• Exercise brief
From the listing that follows, extract every line and set it down unaltered.

• Material
══════════════════════════════
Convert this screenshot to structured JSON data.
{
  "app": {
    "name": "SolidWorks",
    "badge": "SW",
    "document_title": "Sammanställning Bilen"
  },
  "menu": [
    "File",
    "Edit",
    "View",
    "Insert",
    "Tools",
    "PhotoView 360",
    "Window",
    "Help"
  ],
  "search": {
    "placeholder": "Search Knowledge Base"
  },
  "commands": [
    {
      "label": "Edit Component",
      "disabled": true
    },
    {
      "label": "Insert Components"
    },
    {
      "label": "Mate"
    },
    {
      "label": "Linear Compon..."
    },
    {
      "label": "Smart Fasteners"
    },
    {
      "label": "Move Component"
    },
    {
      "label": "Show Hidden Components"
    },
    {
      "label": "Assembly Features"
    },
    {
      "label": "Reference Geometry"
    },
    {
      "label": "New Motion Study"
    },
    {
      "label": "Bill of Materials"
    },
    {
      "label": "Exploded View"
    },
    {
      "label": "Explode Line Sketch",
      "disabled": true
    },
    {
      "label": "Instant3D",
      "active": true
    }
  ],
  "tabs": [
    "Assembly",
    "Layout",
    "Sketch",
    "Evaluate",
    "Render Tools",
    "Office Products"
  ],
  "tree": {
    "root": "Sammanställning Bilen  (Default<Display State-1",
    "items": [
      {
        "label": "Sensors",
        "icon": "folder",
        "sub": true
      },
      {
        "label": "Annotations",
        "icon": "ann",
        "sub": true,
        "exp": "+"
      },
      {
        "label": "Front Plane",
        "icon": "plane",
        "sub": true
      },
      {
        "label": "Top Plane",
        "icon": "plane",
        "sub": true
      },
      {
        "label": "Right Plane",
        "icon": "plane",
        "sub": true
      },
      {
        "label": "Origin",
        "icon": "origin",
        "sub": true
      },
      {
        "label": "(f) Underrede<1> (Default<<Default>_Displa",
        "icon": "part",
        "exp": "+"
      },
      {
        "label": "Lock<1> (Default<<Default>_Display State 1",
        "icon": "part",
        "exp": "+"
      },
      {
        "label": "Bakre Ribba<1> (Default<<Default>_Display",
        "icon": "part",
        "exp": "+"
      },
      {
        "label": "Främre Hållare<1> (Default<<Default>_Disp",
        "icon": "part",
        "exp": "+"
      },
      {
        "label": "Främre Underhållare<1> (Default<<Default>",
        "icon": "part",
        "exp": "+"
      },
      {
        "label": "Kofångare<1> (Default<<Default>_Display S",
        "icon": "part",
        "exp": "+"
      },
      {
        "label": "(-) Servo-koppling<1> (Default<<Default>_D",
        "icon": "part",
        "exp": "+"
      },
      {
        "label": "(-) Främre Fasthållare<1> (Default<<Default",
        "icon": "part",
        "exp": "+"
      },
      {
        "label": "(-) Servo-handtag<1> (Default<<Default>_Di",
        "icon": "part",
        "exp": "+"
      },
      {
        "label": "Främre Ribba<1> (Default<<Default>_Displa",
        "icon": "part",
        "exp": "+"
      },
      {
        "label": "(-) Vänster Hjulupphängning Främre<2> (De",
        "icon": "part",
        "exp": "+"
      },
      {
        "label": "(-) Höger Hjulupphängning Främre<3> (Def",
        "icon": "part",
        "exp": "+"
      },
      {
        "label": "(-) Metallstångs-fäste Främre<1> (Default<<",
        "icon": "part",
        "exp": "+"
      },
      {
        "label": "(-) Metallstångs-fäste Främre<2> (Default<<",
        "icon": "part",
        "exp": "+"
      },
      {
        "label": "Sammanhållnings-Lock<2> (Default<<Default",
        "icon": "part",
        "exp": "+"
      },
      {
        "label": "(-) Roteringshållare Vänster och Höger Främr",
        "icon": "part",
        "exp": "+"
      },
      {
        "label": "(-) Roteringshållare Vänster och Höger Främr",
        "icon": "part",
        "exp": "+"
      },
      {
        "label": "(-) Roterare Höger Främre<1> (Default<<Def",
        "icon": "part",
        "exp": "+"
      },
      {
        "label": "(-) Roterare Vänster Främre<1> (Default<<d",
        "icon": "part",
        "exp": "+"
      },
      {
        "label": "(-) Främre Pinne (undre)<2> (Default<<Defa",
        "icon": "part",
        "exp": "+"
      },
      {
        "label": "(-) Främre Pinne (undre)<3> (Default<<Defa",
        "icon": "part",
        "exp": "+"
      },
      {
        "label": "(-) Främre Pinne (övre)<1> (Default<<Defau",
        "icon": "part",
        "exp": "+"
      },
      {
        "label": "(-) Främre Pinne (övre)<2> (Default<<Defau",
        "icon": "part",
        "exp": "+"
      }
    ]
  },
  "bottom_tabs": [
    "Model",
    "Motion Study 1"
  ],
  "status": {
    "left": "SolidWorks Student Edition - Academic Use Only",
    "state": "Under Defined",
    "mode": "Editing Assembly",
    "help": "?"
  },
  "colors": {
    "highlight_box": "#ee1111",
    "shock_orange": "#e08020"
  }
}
══════════════════════════════
• Response to the exercise
Convert this screenshot to structured JSON data.
{
  "app": {
    "name": "SolidWorks",
    "badge": "SW",
    "document_title": "Sammanställning Bilen"
  },
  "menu": [
    "File",
    "Edit",
    "View",
    "Insert",
    "Tools",
    "PhotoView 360",
    "Window",
    "Help"
  ],
  "search": {
    "placeholder": "Search Knowledge Base"
  },
  "commands": [
    {
      "label": "Edit Component",
      "disabled": true
    },
    {
      "label": "Insert Components"
    },
    {
      "label": "Mate"
    },
    {
      "label": "Linear Compon..."
    },
    {
      "label": "Smart Fasteners"
    },
    {
      "label": "Move Component"
    },
    {
      "label": "Show Hidden Components"
    },
    {
      "label": "Assembly Features"
    },
    {
      "label": "Reference Geometry"
    },
    {
      "label": "New Motion Study"
    },
    {
      "label": "Bill of Materials"
    },
    {
      "label": "Exploded View"
    },
    {
      "label": "Explode Line Sketch",
      "disabled": true
    },
    {
      "label": "Instant3D",
      "active": true
    }
  ],
  "tabs": [
    "Assembly",
    "Layout",
    "Sketch",
    "Evaluate",
    "Render Tools",
    "Office Products"
  ],
  "tree": {
    "root": "Sammanställning Bilen  (Default<Display State-1",
    "items": [
      {
        "label": "Sensors",
        "icon": "folder",
        "sub": true
      },
      {
        "label": "Annotations",
        "icon": "ann",
        "sub": true,
        "exp": "+"
      },
      {
        "label": "Front Plane",
        "icon": "plane",
        "sub": true
      },
      {
        "label": "Top Plane",
        "icon": "plane",
        "sub": true
      },
      {
        "label": "Right Plane",
        "icon": "plane",
        "sub": true
      },
      {
        "label": "Origin",
        "icon": "origin",
        "sub": true
      },
      {
        "label": "(f) Underrede<1> (Default<<Default>_Displa",
        "icon": "part",
        "exp": "+"
      },
      {
        "label": "Lock<1> (Default<<Default>_Display State 1",
        "icon": "part",
        "exp": "+"
      },
      {
        "label": "Bakre Ribba<1> (Default<<Default>_Display",
        "icon": "part",
        "exp": "+"
      },
      {
        "label": "Främre Hållare<1> (Default<<Default>_Disp",
        "icon": "part",
        "exp": "+"
      },
      {
        "label": "Främre Underhållare<1> (Default<<Default>",
        "icon": "part",
        "exp": "+"
      },
      {
        "label": "Kofångare<1> (Default<<Default>_Display S",
        "icon": "part",
        "exp": "+"
      },
      {
        "label": "(-) Servo-koppling<1> (Default<<Default>_D",
        "icon": "part",
        "exp": "+"
      },
      {
        "label": "(-) Främre Fasthållare<1> (Default<<Default",
        "icon": "part",
        "exp": "+"
      },
      {
        "label": "(-) Servo-handtag<1> (Default<<Default>_Di",
        "icon": "part",
        "exp": "+"
      },
      {
        "label": "Främre Ribba<1> (Default<<Default>_Displa",
        "icon": "part",
        "exp": "+"
      },
      {
        "label": "(-) Vänster Hjulupphängning Främre<2> (De",
        "icon": "part",
        "exp": "+"
      },
      {
        "label": "(-) Höger Hjulupphängning Främre<3> (Def",
        "icon": "part",
        "exp": "+"
      },
      {
        "label": "(-) Metallstångs-fäste Främre<1> (Default<<",
        "icon": "part",
        "exp": "+"
      },
      {
        "label": "(-) Metallstångs-fäste Främre<2> (Default<<",
        "icon": "part",
        "exp": "+"
      },
      {
        "label": "Sammanhållnings-Lock<2> (Default<<Default",
        "icon": "part",
        "exp": "+"
      },
      {
        "label": "(-) Roteringshållare Vänster och Höger Främr",
        "icon": "part",
        "exp": "+"
      },
      {
        "label": "(-) Roteringshållare Vänster och Höger Främr",
        "icon": "part",
        "exp": "+"
      },
      {
        "label": "(-) Roterare Höger Främre<1> (Default<<Def",
        "icon": "part",
        "exp": "+"
      },
      {
        "label": "(-) Roterare Vänster Främre<1> (Default<<d",
        "icon": "part",
        "exp": "+"
      },
      {
        "label": "(-) Främre Pinne (undre)<2> (Default<<Defa",
        "icon": "part",
        "exp": "+"
      },
      {
        "label": "(-) Främre Pinne (undre)<3> (Default<<Defa",
        "icon": "part",
        "exp": "+"
      },
      {
        "label": "(-) Främre Pinne (övre)<1> (Default<<Defau",
        "icon": "part",
        "exp": "+"
      },
      {
        "label": "(-) Främre Pinne (övre)<2> (Default<<Defau",
        "icon": "part",
        "exp": "+"
      }
    ]
  },
  "bottom_tabs": [
    "Model",
    "Motion Study 1"
  ],
  "status": {
    "left": "SolidWorks Student Edition - Academic Use Only",
    "state": "Under Defined",
    "mode": "Editing Assembly",
    "help": "?"
  },
  "colors": {
    "highlight_box": "#ee1111",
    "shock_orange": "#e08020"
  }
}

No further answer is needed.